### Excerpts from a figure dataset
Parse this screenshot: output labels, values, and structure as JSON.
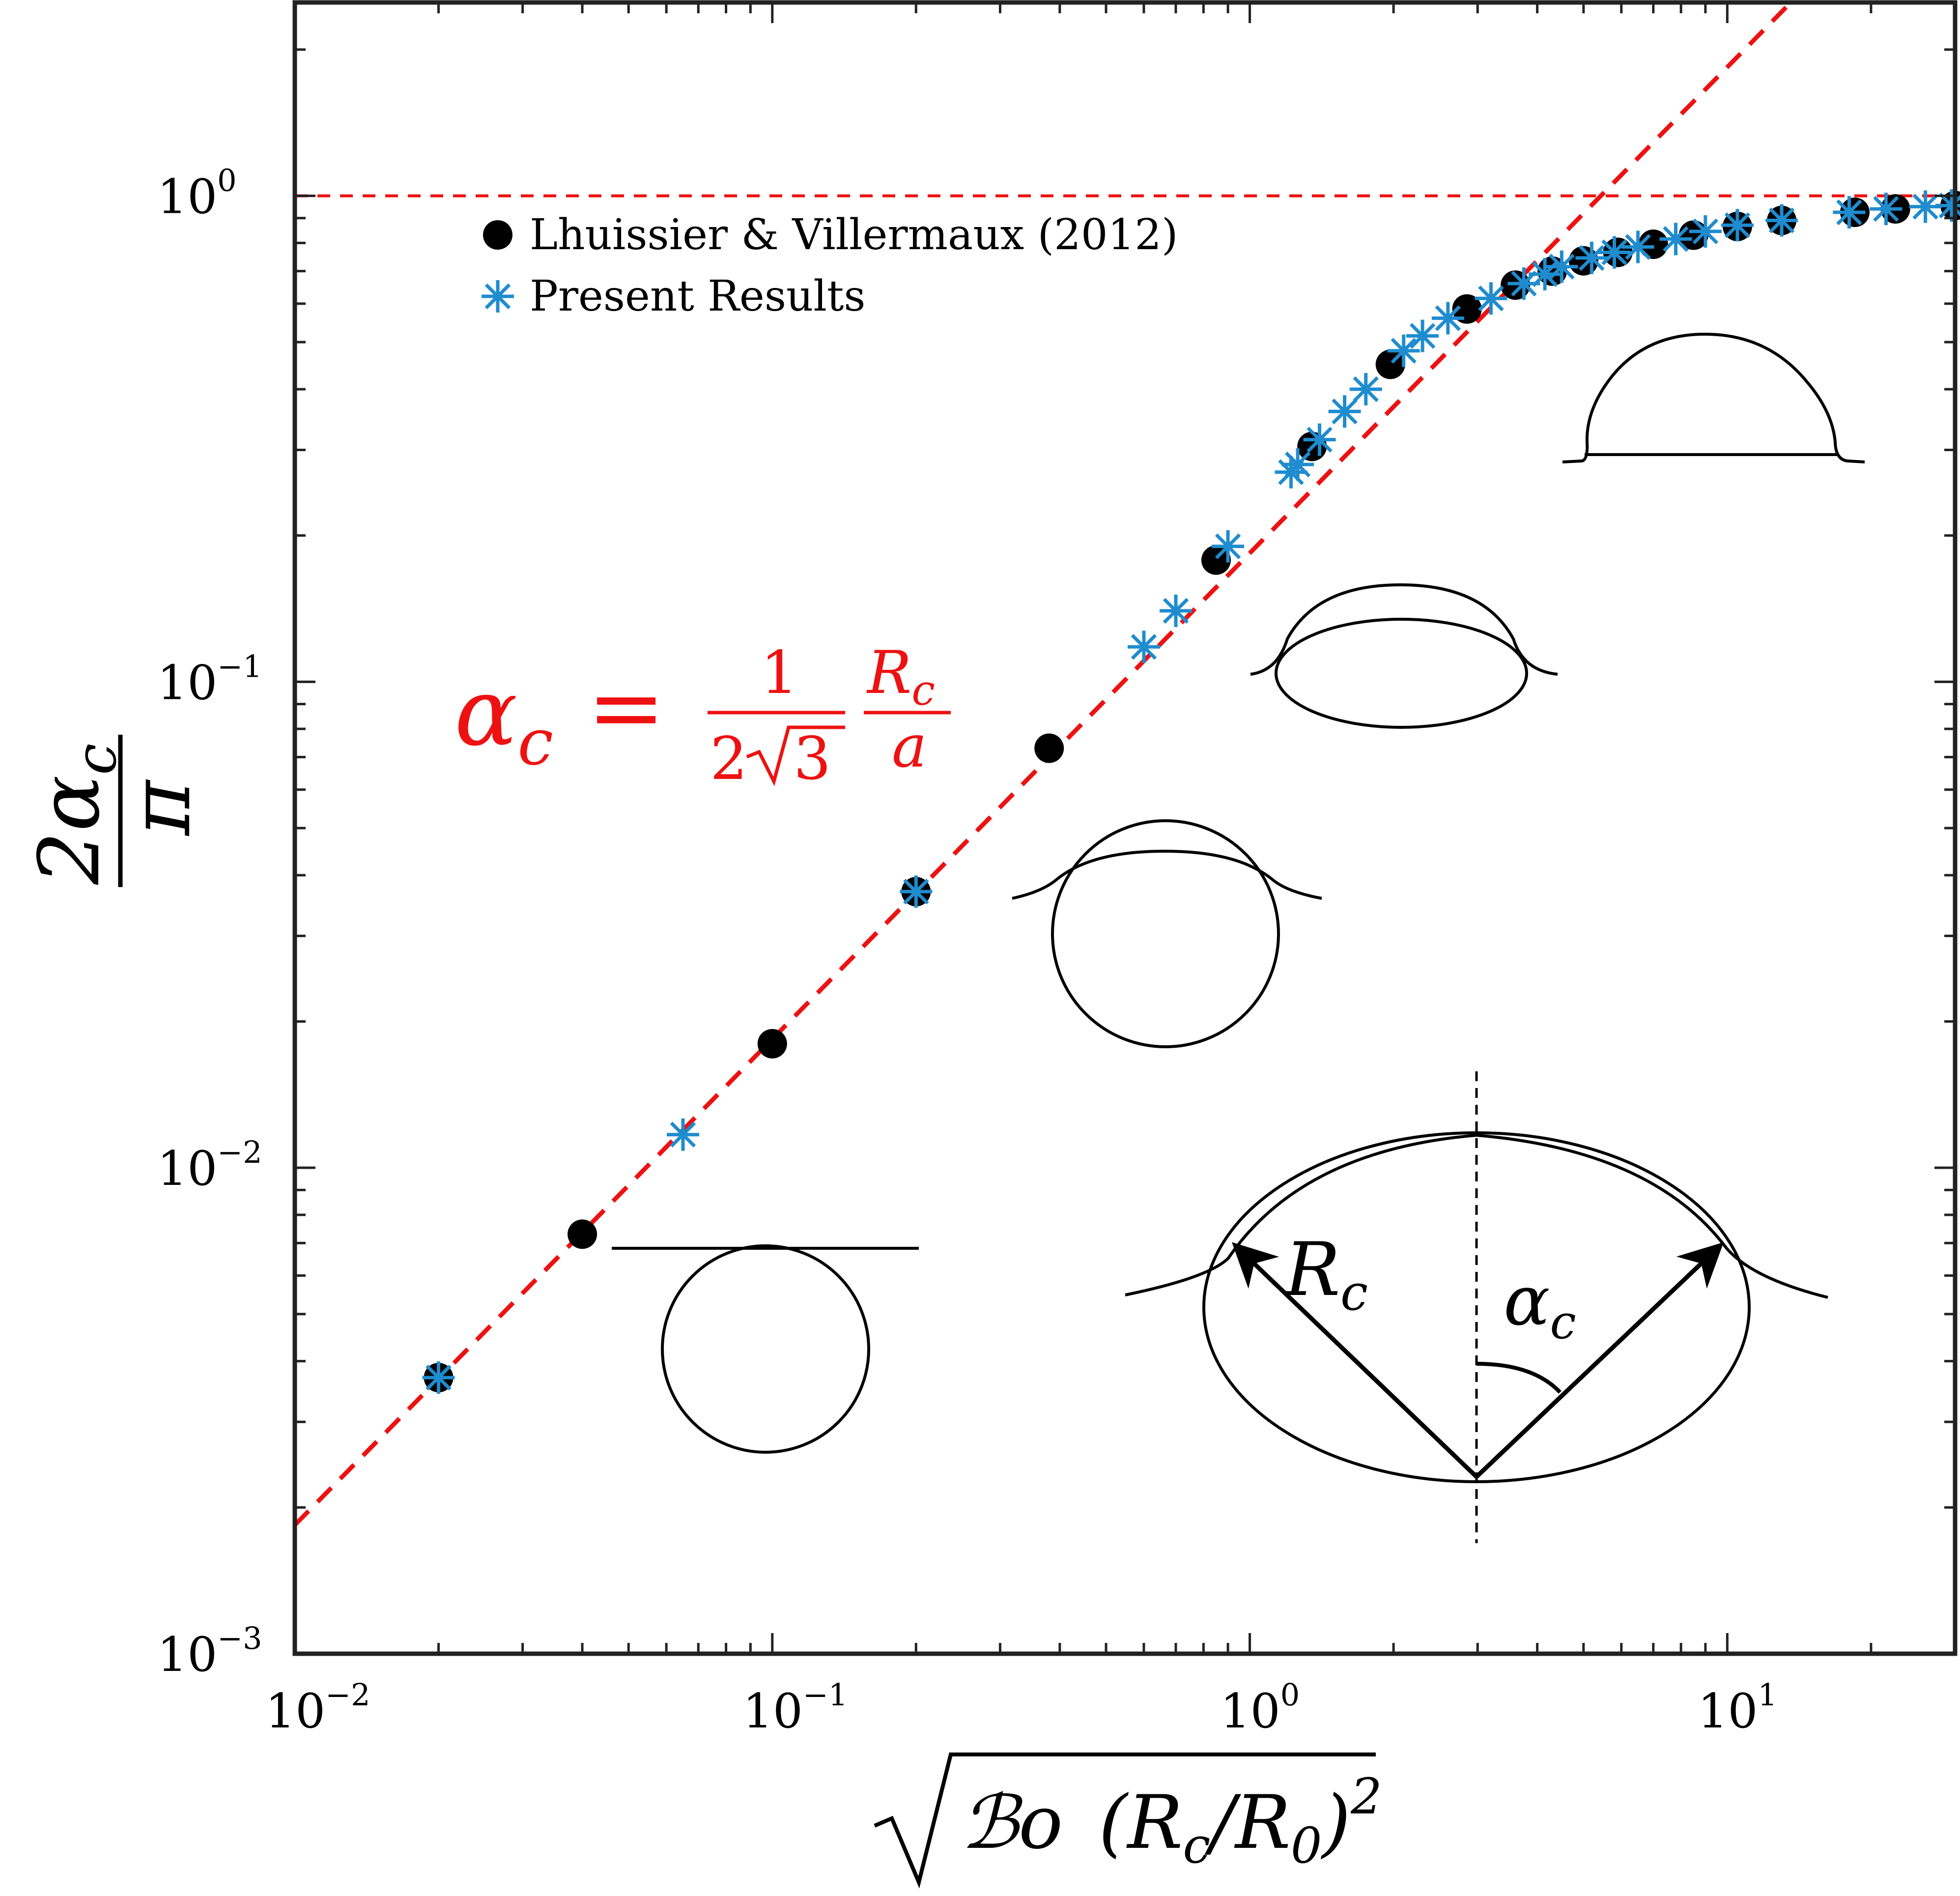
{
  "chart_data": {
    "type": "scatter",
    "x_scale": "log",
    "y_scale": "log",
    "xlim": [
      0.01,
      30
    ],
    "ylim": [
      0.001,
      2.5
    ],
    "xlabel": "√(ℬο (Rc/R0)²)",
    "ylabel": "2αc / π",
    "xlabel_parts": {
      "bo": "ℬo",
      "lparen": "(",
      "rc": "R",
      "rc_sub": "c",
      "slash": "/",
      "r0": "R",
      "r0_sub": "0",
      "rparen": ")",
      "sq": "2"
    },
    "ylabel_parts": {
      "numer": "2α",
      "numer_sub": "c",
      "denom": "π"
    },
    "x_ticks": [
      {
        "value": 0.01,
        "base": "10",
        "exp": "−2"
      },
      {
        "value": 0.1,
        "base": "10",
        "exp": "−1"
      },
      {
        "value": 1,
        "base": "10",
        "exp": "0"
      },
      {
        "value": 10,
        "base": "10",
        "exp": "1"
      }
    ],
    "y_ticks": [
      {
        "value": 0.001,
        "base": "10",
        "exp": "−3"
      },
      {
        "value": 0.01,
        "base": "10",
        "exp": "−2"
      },
      {
        "value": 0.1,
        "base": "10",
        "exp": "−1"
      },
      {
        "value": 1,
        "base": "10",
        "exp": "0"
      }
    ],
    "series": [
      {
        "name": "Lhuissier & Villermaux (2012)",
        "marker": "filled-circle",
        "color": "#000000",
        "points": [
          [
            0.02,
            0.0037
          ],
          [
            0.04,
            0.0073
          ],
          [
            0.1,
            0.018
          ],
          [
            0.2,
            0.037
          ],
          [
            0.38,
            0.073
          ],
          [
            0.85,
            0.178
          ],
          [
            1.35,
            0.305
          ],
          [
            1.97,
            0.45
          ],
          [
            2.85,
            0.585
          ],
          [
            3.6,
            0.655
          ],
          [
            4.3,
            0.7
          ],
          [
            5.0,
            0.735
          ],
          [
            5.9,
            0.765
          ],
          [
            7.0,
            0.795
          ],
          [
            8.5,
            0.83
          ],
          [
            10.5,
            0.865
          ],
          [
            13.0,
            0.89
          ],
          [
            18.5,
            0.925
          ],
          [
            22.5,
            0.94
          ],
          [
            30.0,
            0.955
          ]
        ]
      },
      {
        "name": "Present Results",
        "marker": "asterisk",
        "color": "#1f8ccf",
        "points": [
          [
            0.02,
            0.0037
          ],
          [
            0.065,
            0.0117
          ],
          [
            0.2,
            0.037
          ],
          [
            0.6,
            0.118
          ],
          [
            0.7,
            0.14
          ],
          [
            0.9,
            0.19
          ],
          [
            1.22,
            0.27
          ],
          [
            1.26,
            0.28
          ],
          [
            1.4,
            0.315
          ],
          [
            1.58,
            0.36
          ],
          [
            1.75,
            0.4
          ],
          [
            2.1,
            0.48
          ],
          [
            2.3,
            0.515
          ],
          [
            2.6,
            0.56
          ],
          [
            3.2,
            0.615
          ],
          [
            3.75,
            0.66
          ],
          [
            4.15,
            0.69
          ],
          [
            4.5,
            0.715
          ],
          [
            5.2,
            0.745
          ],
          [
            5.8,
            0.765
          ],
          [
            6.5,
            0.785
          ],
          [
            7.8,
            0.815
          ],
          [
            9.0,
            0.845
          ],
          [
            10.5,
            0.87
          ],
          [
            13.0,
            0.89
          ],
          [
            18.0,
            0.925
          ],
          [
            21.5,
            0.94
          ],
          [
            26.0,
            0.95
          ],
          [
            29.5,
            0.955
          ]
        ]
      }
    ],
    "reference_lines": [
      {
        "name": "linear-fit",
        "style": "dashed",
        "color": "#ee1111",
        "coefficient": 0.184,
        "description": "y = 0.184 x"
      },
      {
        "name": "plateau",
        "style": "dashed",
        "color": "#ee1111",
        "y": 1.0
      }
    ],
    "legend": {
      "position": "top-left",
      "entries": [
        "Lhuissier & Villermaux (2012)",
        "Present Results"
      ]
    },
    "annotation": {
      "color": "#ee1111",
      "lhs": "α",
      "lhs_sub": "c",
      "equals": "=",
      "frac1_num": "1",
      "frac1_den_two": "2",
      "frac1_den_root": "3",
      "frac2_num": "R",
      "frac2_num_sub": "c",
      "frac2_den": "a"
    },
    "inset": {
      "radius_label": "R",
      "radius_label_sub": "c",
      "angle_label": "α",
      "angle_label_sub": "c"
    }
  }
}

### EXERCISE BRIEF
Working from the listing above, pick out every line that has "Present" and copy it.

### COMPLETE ANSWER
        "name": "Present Results",
        "Present Results"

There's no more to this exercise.